┏━━

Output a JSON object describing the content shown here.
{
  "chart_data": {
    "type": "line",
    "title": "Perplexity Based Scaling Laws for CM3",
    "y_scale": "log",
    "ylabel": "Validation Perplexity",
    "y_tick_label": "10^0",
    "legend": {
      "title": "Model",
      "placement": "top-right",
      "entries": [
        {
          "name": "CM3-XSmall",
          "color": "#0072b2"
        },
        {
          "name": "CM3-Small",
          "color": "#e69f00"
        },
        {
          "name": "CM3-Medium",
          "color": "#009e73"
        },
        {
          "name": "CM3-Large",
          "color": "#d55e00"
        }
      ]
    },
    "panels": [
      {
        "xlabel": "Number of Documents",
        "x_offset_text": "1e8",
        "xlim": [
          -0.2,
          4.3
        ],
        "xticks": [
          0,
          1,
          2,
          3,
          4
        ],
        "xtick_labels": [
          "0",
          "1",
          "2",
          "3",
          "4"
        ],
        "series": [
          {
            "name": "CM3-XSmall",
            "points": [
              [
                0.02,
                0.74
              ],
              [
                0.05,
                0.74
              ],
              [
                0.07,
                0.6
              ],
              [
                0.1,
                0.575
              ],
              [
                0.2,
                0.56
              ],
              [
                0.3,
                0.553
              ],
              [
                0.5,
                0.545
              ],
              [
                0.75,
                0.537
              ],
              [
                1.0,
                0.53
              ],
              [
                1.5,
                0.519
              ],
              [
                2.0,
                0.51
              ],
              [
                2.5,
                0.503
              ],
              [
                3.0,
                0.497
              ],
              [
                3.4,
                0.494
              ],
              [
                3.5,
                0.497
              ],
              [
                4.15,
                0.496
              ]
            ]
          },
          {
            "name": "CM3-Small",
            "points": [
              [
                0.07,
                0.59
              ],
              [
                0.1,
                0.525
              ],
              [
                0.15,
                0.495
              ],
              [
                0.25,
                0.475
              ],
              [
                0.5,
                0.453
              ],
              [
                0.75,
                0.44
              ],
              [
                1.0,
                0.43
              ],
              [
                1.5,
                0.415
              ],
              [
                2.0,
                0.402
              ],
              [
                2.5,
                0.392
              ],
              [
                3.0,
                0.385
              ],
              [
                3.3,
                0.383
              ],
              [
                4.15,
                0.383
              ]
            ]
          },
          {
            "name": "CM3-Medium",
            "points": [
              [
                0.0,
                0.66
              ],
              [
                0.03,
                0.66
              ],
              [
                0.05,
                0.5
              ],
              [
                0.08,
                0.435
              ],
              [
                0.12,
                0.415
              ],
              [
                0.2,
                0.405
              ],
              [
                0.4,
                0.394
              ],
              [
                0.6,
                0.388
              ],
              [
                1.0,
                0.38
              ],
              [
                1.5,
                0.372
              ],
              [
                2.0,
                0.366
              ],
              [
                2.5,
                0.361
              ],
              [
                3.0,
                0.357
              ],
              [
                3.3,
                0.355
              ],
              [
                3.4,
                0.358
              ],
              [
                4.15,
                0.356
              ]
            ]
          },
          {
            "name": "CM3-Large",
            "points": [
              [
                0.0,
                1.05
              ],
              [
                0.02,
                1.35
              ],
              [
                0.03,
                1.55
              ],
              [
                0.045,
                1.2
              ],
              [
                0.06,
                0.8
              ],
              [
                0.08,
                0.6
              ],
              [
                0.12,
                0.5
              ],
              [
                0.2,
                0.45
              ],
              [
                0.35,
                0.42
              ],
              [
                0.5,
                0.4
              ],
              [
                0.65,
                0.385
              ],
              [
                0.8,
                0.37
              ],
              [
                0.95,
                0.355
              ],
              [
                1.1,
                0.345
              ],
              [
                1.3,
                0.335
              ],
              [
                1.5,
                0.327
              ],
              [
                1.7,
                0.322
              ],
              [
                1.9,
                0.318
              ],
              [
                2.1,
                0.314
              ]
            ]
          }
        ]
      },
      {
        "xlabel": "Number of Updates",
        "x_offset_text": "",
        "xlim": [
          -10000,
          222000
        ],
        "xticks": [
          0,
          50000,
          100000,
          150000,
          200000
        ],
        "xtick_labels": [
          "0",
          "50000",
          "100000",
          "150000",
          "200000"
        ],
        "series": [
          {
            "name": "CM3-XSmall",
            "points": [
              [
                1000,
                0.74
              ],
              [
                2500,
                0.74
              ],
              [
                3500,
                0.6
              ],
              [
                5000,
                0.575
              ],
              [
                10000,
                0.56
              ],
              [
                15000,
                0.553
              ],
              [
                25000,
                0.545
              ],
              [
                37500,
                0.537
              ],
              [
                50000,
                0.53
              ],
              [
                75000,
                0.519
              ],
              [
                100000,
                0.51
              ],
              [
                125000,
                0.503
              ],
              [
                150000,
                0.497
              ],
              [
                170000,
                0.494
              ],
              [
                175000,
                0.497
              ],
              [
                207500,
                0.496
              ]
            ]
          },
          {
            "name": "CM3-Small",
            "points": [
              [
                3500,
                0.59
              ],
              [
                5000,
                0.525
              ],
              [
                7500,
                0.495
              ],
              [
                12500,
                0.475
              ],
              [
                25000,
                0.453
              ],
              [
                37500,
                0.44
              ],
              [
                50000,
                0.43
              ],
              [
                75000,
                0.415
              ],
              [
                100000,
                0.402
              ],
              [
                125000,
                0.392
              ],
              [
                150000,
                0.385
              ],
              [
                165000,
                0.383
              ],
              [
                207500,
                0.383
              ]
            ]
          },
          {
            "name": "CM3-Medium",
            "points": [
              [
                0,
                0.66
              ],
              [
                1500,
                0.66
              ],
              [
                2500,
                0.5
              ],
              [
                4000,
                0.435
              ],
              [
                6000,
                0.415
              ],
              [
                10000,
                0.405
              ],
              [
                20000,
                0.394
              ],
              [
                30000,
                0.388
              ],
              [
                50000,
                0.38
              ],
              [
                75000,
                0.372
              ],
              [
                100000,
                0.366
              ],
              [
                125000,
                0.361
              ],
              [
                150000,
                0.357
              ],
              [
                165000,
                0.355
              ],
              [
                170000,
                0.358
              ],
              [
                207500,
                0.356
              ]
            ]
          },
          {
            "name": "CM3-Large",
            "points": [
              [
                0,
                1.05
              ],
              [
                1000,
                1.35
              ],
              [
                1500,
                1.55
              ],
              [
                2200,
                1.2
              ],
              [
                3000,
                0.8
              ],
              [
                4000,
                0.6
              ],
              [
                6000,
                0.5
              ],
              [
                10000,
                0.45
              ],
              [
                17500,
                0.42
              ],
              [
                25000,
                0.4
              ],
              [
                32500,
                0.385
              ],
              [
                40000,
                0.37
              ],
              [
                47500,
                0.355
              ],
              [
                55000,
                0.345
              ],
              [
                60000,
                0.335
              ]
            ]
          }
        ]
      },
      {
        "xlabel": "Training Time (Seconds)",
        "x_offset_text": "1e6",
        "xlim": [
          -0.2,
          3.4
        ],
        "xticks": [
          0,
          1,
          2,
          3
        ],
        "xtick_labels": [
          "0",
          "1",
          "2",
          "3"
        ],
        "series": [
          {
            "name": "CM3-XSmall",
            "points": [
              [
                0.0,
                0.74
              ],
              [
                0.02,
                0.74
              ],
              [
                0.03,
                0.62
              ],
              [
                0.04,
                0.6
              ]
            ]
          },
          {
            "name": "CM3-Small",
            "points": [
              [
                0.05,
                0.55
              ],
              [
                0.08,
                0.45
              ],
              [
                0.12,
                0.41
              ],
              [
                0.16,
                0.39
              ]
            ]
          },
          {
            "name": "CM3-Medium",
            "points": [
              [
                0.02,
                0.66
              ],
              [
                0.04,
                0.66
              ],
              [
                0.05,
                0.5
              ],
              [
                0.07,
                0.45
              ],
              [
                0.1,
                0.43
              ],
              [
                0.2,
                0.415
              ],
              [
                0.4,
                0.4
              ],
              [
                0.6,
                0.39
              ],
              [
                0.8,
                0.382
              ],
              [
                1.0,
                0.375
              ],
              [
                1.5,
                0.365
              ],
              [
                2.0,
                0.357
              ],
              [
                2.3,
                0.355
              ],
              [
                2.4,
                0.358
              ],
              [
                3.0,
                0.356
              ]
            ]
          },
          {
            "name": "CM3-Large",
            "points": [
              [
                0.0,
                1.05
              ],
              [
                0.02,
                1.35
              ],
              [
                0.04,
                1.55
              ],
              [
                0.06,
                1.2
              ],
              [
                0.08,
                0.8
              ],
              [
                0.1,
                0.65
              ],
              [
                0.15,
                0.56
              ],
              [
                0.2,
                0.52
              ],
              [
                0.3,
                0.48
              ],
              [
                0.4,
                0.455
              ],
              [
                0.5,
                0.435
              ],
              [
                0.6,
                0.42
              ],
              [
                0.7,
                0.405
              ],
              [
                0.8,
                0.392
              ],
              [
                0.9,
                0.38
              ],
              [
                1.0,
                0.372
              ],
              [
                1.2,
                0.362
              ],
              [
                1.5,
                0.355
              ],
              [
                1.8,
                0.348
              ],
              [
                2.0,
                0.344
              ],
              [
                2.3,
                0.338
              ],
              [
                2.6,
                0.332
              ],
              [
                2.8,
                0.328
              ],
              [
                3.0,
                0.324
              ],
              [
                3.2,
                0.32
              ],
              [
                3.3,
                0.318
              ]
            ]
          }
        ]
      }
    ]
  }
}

┗━━

▶ [TASK REQUIREMENTS]: Each line in the material either holds the string "color" or does not. State how many do, and nothing else.

▶ [RESPONSE TO THIS TASK]: 4